- Task inputs:
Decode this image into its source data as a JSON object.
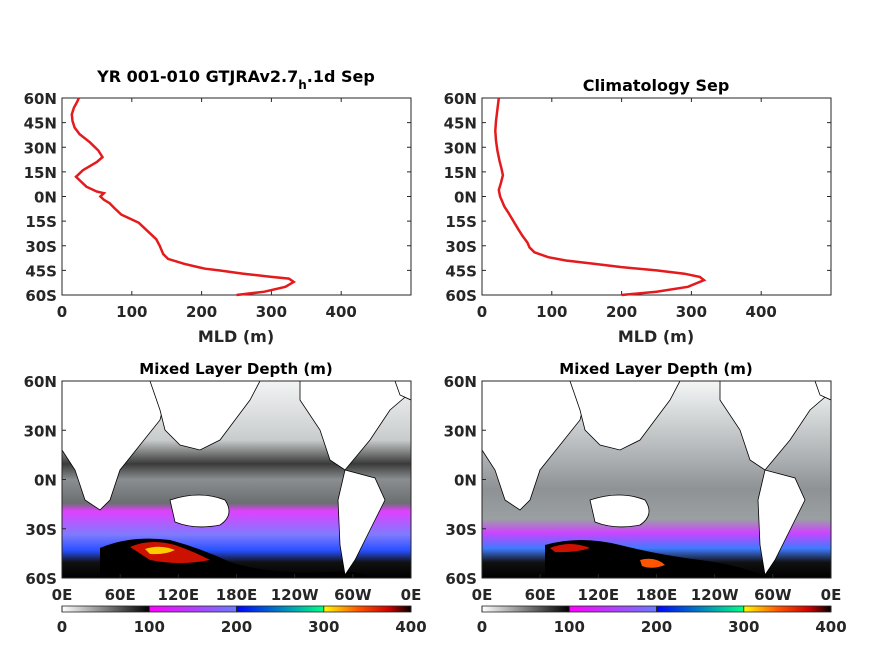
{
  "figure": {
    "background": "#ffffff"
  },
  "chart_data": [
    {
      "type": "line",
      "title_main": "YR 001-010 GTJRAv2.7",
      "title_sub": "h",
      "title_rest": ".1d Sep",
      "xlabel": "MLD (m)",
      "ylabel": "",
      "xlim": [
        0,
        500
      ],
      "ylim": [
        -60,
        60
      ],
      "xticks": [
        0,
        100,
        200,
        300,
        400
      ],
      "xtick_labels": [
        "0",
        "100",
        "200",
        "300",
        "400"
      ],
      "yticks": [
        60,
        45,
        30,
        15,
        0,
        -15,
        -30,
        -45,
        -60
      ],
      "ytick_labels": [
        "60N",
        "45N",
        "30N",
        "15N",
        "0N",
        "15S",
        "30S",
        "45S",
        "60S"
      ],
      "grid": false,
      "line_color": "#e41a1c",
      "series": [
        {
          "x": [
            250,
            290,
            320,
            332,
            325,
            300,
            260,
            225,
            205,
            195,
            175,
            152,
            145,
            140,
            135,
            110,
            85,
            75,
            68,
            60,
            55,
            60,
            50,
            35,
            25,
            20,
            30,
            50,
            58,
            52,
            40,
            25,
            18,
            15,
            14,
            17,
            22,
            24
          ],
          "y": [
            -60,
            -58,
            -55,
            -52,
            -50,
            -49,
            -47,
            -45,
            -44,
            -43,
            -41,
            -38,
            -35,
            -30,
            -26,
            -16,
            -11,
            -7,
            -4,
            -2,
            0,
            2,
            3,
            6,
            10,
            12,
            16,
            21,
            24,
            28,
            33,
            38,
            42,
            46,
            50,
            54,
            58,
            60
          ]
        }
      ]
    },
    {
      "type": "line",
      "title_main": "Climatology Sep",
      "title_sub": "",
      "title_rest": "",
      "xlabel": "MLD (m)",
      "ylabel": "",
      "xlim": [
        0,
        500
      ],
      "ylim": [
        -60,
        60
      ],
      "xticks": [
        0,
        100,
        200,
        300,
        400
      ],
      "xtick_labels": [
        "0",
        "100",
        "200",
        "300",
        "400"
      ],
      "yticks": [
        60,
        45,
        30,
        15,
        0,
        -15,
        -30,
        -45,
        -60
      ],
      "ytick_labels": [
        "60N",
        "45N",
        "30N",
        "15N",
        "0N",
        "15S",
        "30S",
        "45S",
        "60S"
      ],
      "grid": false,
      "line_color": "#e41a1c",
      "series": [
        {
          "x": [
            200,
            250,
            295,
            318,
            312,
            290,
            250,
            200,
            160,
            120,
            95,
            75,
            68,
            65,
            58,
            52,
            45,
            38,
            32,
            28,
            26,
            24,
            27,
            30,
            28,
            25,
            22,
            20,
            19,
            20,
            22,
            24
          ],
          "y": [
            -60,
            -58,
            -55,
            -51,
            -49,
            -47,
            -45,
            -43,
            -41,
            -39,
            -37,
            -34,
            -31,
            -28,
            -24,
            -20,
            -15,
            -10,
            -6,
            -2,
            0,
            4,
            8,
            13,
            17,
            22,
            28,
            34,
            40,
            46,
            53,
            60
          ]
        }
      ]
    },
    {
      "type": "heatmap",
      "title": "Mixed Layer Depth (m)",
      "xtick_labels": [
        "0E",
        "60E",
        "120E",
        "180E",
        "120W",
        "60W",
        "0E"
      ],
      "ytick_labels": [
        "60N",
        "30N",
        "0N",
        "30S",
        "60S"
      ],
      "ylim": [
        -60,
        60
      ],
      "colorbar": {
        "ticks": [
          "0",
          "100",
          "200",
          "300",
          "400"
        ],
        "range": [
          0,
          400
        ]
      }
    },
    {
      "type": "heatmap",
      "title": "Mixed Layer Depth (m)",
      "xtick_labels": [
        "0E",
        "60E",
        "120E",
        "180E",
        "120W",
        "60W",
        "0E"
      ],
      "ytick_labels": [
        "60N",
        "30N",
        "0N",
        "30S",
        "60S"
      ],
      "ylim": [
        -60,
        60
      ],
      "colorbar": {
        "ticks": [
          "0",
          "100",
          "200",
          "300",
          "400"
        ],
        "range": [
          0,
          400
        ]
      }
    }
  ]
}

- What you should do:
Any pictures should be dropped; transcribe the rest of the records above exactly.

- Solution:
Decode this image into its source data as a JSON object.
{
  "figure": {
    "background": "#ffffff"
  },
  "chart_data": [
    {
      "type": "line",
      "title_main": "YR 001-010 GTJRAv2.7",
      "title_sub": "h",
      "title_rest": ".1d Sep",
      "xlabel": "MLD (m)",
      "ylabel": "",
      "xlim": [
        0,
        500
      ],
      "ylim": [
        -60,
        60
      ],
      "xticks": [
        0,
        100,
        200,
        300,
        400
      ],
      "xtick_labels": [
        "0",
        "100",
        "200",
        "300",
        "400"
      ],
      "yticks": [
        60,
        45,
        30,
        15,
        0,
        -15,
        -30,
        -45,
        -60
      ],
      "ytick_labels": [
        "60N",
        "45N",
        "30N",
        "15N",
        "0N",
        "15S",
        "30S",
        "45S",
        "60S"
      ],
      "grid": false,
      "line_color": "#e41a1c",
      "series": [
        {
          "x": [
            250,
            290,
            320,
            332,
            325,
            300,
            260,
            225,
            205,
            195,
            175,
            152,
            145,
            140,
            135,
            110,
            85,
            75,
            68,
            60,
            55,
            60,
            50,
            35,
            25,
            20,
            30,
            50,
            58,
            52,
            40,
            25,
            18,
            15,
            14,
            17,
            22,
            24
          ],
          "y": [
            -60,
            -58,
            -55,
            -52,
            -50,
            -49,
            -47,
            -45,
            -44,
            -43,
            -41,
            -38,
            -35,
            -30,
            -26,
            -16,
            -11,
            -7,
            -4,
            -2,
            0,
            2,
            3,
            6,
            10,
            12,
            16,
            21,
            24,
            28,
            33,
            38,
            42,
            46,
            50,
            54,
            58,
            60
          ]
        }
      ]
    },
    {
      "type": "line",
      "title_main": "Climatology Sep",
      "title_sub": "",
      "title_rest": "",
      "xlabel": "MLD (m)",
      "ylabel": "",
      "xlim": [
        0,
        500
      ],
      "ylim": [
        -60,
        60
      ],
      "xticks": [
        0,
        100,
        200,
        300,
        400
      ],
      "xtick_labels": [
        "0",
        "100",
        "200",
        "300",
        "400"
      ],
      "yticks": [
        60,
        45,
        30,
        15,
        0,
        -15,
        -30,
        -45,
        -60
      ],
      "ytick_labels": [
        "60N",
        "45N",
        "30N",
        "15N",
        "0N",
        "15S",
        "30S",
        "45S",
        "60S"
      ],
      "grid": false,
      "line_color": "#e41a1c",
      "series": [
        {
          "x": [
            200,
            250,
            295,
            318,
            312,
            290,
            250,
            200,
            160,
            120,
            95,
            75,
            68,
            65,
            58,
            52,
            45,
            38,
            32,
            28,
            26,
            24,
            27,
            30,
            28,
            25,
            22,
            20,
            19,
            20,
            22,
            24
          ],
          "y": [
            -60,
            -58,
            -55,
            -51,
            -49,
            -47,
            -45,
            -43,
            -41,
            -39,
            -37,
            -34,
            -31,
            -28,
            -24,
            -20,
            -15,
            -10,
            -6,
            -2,
            0,
            4,
            8,
            13,
            17,
            22,
            28,
            34,
            40,
            46,
            53,
            60
          ]
        }
      ]
    },
    {
      "type": "heatmap",
      "title": "Mixed Layer Depth (m)",
      "xtick_labels": [
        "0E",
        "60E",
        "120E",
        "180E",
        "120W",
        "60W",
        "0E"
      ],
      "ytick_labels": [
        "60N",
        "30N",
        "0N",
        "30S",
        "60S"
      ],
      "ylim": [
        -60,
        60
      ],
      "colorbar": {
        "ticks": [
          "0",
          "100",
          "200",
          "300",
          "400"
        ],
        "range": [
          0,
          400
        ]
      }
    },
    {
      "type": "heatmap",
      "title": "Mixed Layer Depth (m)",
      "xtick_labels": [
        "0E",
        "60E",
        "120E",
        "180E",
        "120W",
        "60W",
        "0E"
      ],
      "ytick_labels": [
        "60N",
        "30N",
        "0N",
        "30S",
        "60S"
      ],
      "ylim": [
        -60,
        60
      ],
      "colorbar": {
        "ticks": [
          "0",
          "100",
          "200",
          "300",
          "400"
        ],
        "range": [
          0,
          400
        ]
      }
    }
  ]
}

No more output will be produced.